STATED TASK:
Please output every line of the material as it stands, without the pictures.

====== SUPPLIED RECORDS

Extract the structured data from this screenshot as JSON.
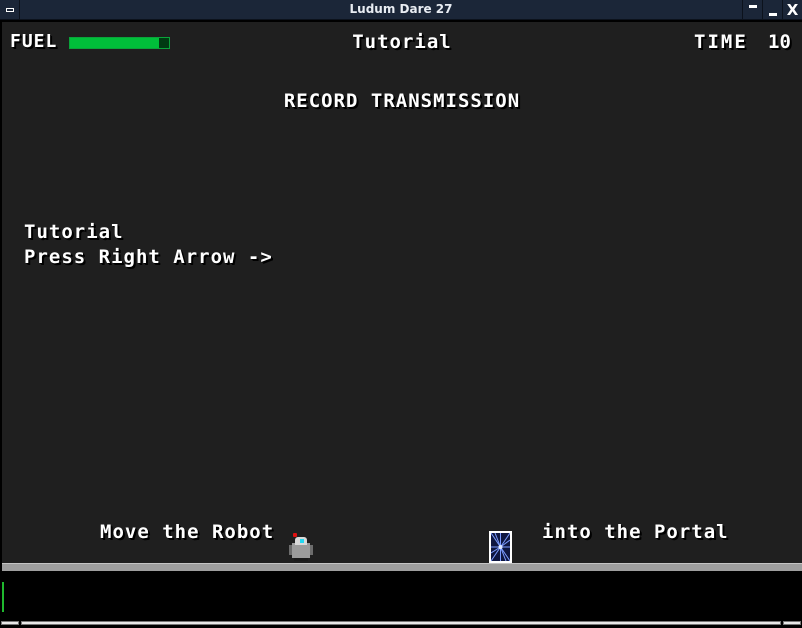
{
  "window": {
    "title": "Ludum Dare 27",
    "buttons": [
      "menu",
      "shade",
      "minimize",
      "close"
    ],
    "close_glyph": "X"
  },
  "hud": {
    "fuel_label": "FUEL",
    "fuel_level": 0.9,
    "level_name": "Tutorial",
    "time_label": "TIME",
    "time_value": "10"
  },
  "transmission": {
    "heading": "RECORD TRANSMISSION",
    "lines": [
      "Tutorial",
      "Press Right Arrow ->"
    ]
  },
  "scene": {
    "hint_left": "Move the Robot",
    "hint_right": "into the Portal",
    "player": "robot",
    "goal": "portal"
  },
  "colors": {
    "fuel_fill": "#00bf3a",
    "fuel_empty": "#003a12",
    "background": "#1f1f1f",
    "ground": "#9e9e9e",
    "titlebar": "#1b2638",
    "cursor": "#1fb82e"
  }
}
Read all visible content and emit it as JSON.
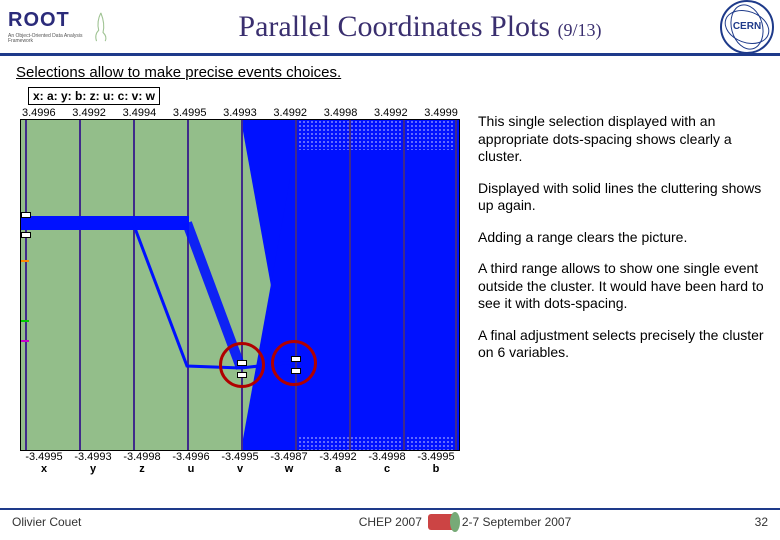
{
  "header": {
    "root_label": "ROOT",
    "root_tagline": "An Object-Oriented Data Analysis Framework",
    "title": "Parallel Coordinates Plots",
    "counter": "(9/13)",
    "cern_label": "CERN"
  },
  "subtitle": "Selections allow to make precise events choices.",
  "axis_expression": "x: a: y: b: z: u: c: v: w",
  "paragraphs": {
    "p1": "This single selection displayed with an appropriate dots-spacing shows clearly a cluster.",
    "p2": "Displayed with solid lines the cluttering shows up again.",
    "p3": "Adding a range clears the picture.",
    "p4": "A third range allows to show one single event outside the cluster. It would have been hard to see it with dots-spacing.",
    "p5": "A final adjustment selects precisely the cluster on 6 variables."
  },
  "footer": {
    "author": "Olivier Couet",
    "conference": "CHEP 2007",
    "dates": "2-7 September 2007",
    "page": "32"
  },
  "chart_data": {
    "type": "parallel-coordinates",
    "axes": [
      {
        "name": "x",
        "top": 3.4996,
        "bottom": -3.4995
      },
      {
        "name": "y",
        "top": 3.4992,
        "bottom": -3.4993
      },
      {
        "name": "z",
        "top": 3.4994,
        "bottom": -3.4998
      },
      {
        "name": "u",
        "top": 3.4995,
        "bottom": -3.4996
      },
      {
        "name": "v",
        "top": 3.4993,
        "bottom": -3.4995
      },
      {
        "name": "w",
        "top": 3.4992,
        "bottom": -3.4987
      },
      {
        "name": "a",
        "top": 3.4998,
        "bottom": -3.4992
      },
      {
        "name": "c",
        "top": 3.4992,
        "bottom": -3.4998
      },
      {
        "name": "b",
        "top": 3.4999,
        "bottom": -3.4995
      }
    ],
    "selection_ranges_on_axis_x": [
      {
        "approx_value_low": 1.35,
        "approx_value_high": 1.55
      }
    ],
    "highlight_circles_near_axes": [
      "v",
      "w"
    ],
    "cluster_region": "dense solid blue fan from axes a,c,b spanning full range; narrow selected band near y≈1.4 across x..u then diverges"
  }
}
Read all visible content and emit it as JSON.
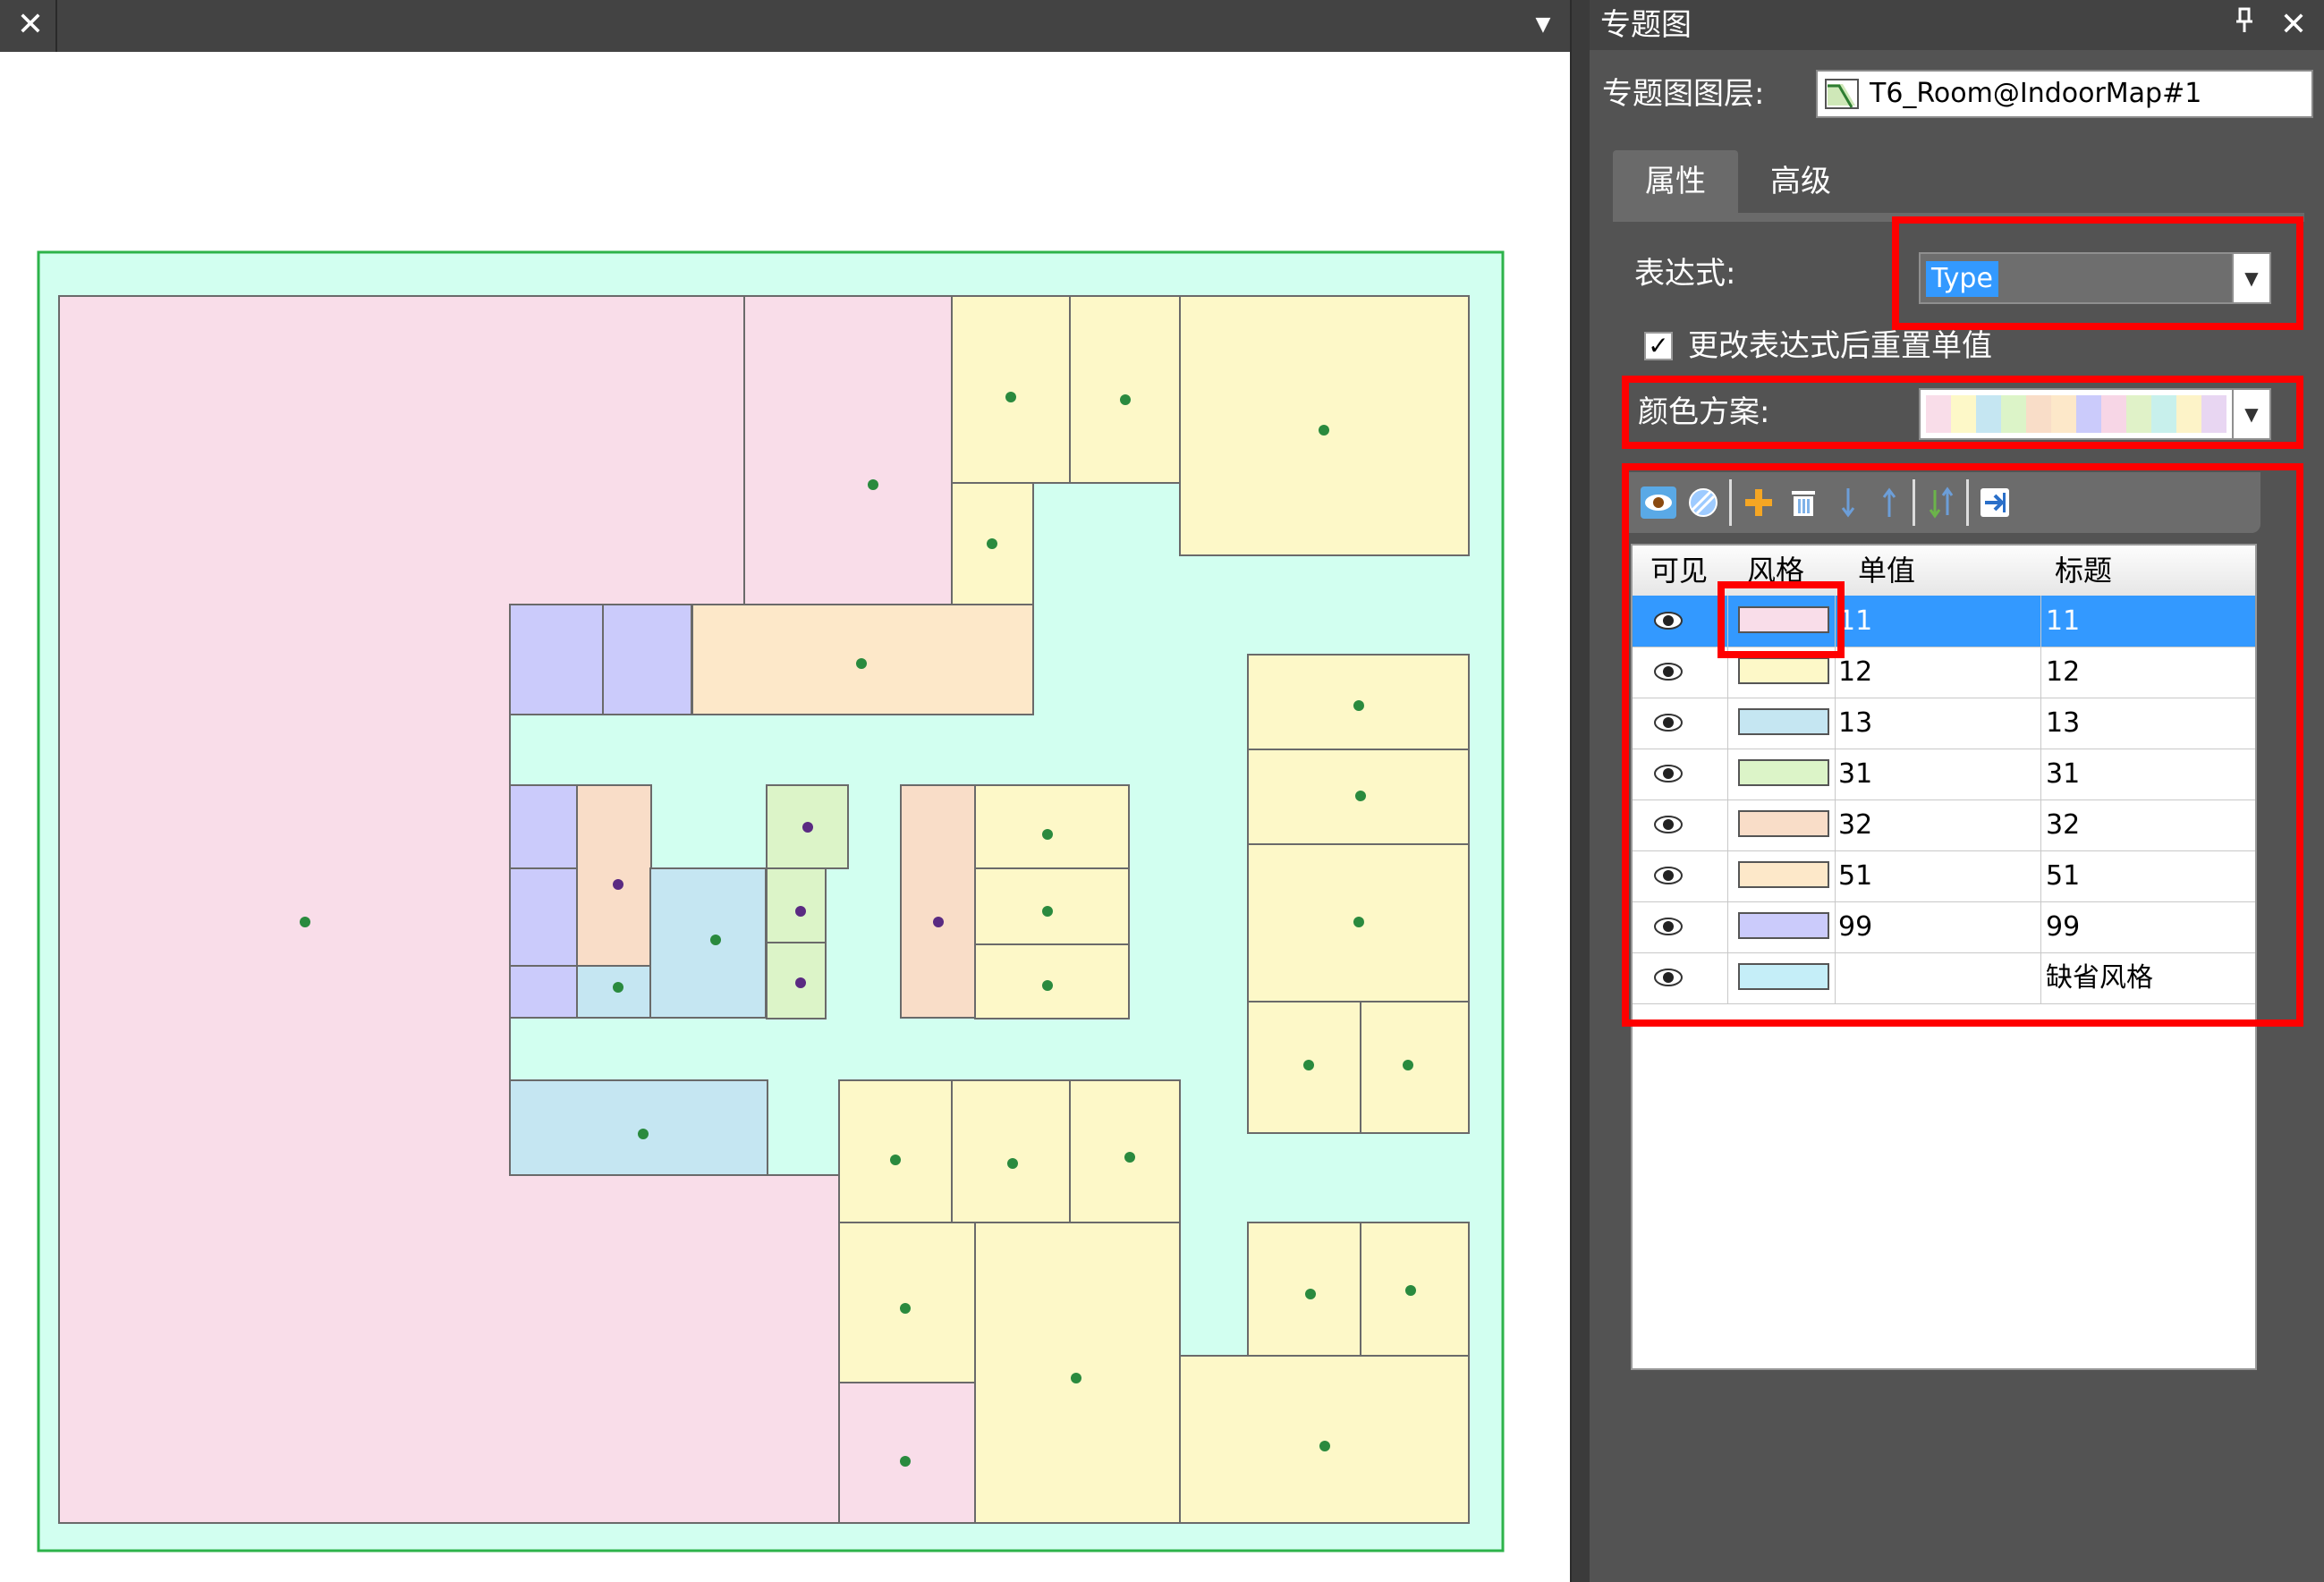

============

RESULT FOR THIS EXERCISE:
Extract the structured data from this screenshot as JSON.
{
  "window": {
    "title": "Ludum Dare 27",
    "buttons": [
      "menu",
      "shade",
      "minimize",
      "close"
    ],
    "close_glyph": "X"
  },
  "hud": {
    "fuel_label": "FUEL",
    "fuel_level": 0.9,
    "level_name": "Tutorial",
    "time_label": "TIME",
    "time_value": "10"
  },
  "transmission": {
    "heading": "RECORD TRANSMISSION",
    "lines": [
      "Tutorial",
      "Press Right Arrow ->"
    ]
  },
  "scene": {
    "hint_left": "Move the Robot",
    "hint_right": "into the Portal",
    "player": "robot",
    "goal": "portal"
  },
  "colors": {
    "fuel_fill": "#00bf3a",
    "fuel_empty": "#003a12",
    "background": "#1f1f1f",
    "ground": "#9e9e9e",
    "titlebar": "#1b2638",
    "cursor": "#1fb82e"
  }
}
Read all visible content and emit it as JSON.
{
  "header": {
    "root_label": "ROOT",
    "root_tagline": "An Object-Oriented Data Analysis Framework",
    "title": "Parallel Coordinates Plots",
    "counter": "(9/13)",
    "cern_label": "CERN"
  },
  "subtitle": "Selections allow to make precise events choices.",
  "axis_expression": "x: a: y: b: z: u: c: v: w",
  "paragraphs": {
    "p1": "This single selection displayed with an appropriate dots-spacing shows clearly a cluster.",
    "p2": "Displayed with solid lines the cluttering shows up again.",
    "p3": "Adding a range clears the picture.",
    "p4": "A third range allows to show one single event outside the cluster. It would have been hard to see it with dots-spacing.",
    "p5": "A final adjustment selects precisely the cluster on 6 variables."
  },
  "footer": {
    "author": "Olivier Couet",
    "conference": "CHEP 2007",
    "dates": "2-7 September 2007",
    "page": "32"
  },
  "chart_data": {
    "type": "parallel-coordinates",
    "axes": [
      {
        "name": "x",
        "top": 3.4996,
        "bottom": -3.4995
      },
      {
        "name": "y",
        "top": 3.4992,
        "bottom": -3.4993
      },
      {
        "name": "z",
        "top": 3.4994,
        "bottom": -3.4998
      },
      {
        "name": "u",
        "top": 3.4995,
        "bottom": -3.4996
      },
      {
        "name": "v",
        "top": 3.4993,
        "bottom": -3.4995
      },
      {
        "name": "w",
        "top": 3.4992,
        "bottom": -3.4987
      },
      {
        "name": "a",
        "top": 3.4998,
        "bottom": -3.4992
      },
      {
        "name": "c",
        "top": 3.4992,
        "bottom": -3.4998
      },
      {
        "name": "b",
        "top": 3.4999,
        "bottom": -3.4995
      }
    ],
    "selection_ranges_on_axis_x": [
      {
        "approx_value_low": 1.35,
        "approx_value_high": 1.55
      }
    ],
    "highlight_circles_near_axes": [
      "v",
      "w"
    ],
    "cluster_region": "dense solid blue fan from axes a,c,b spanning full range; narrow selected band near y≈1.4 across x..u then diverges"
  }
}
Read all visible content and emit it as JSON.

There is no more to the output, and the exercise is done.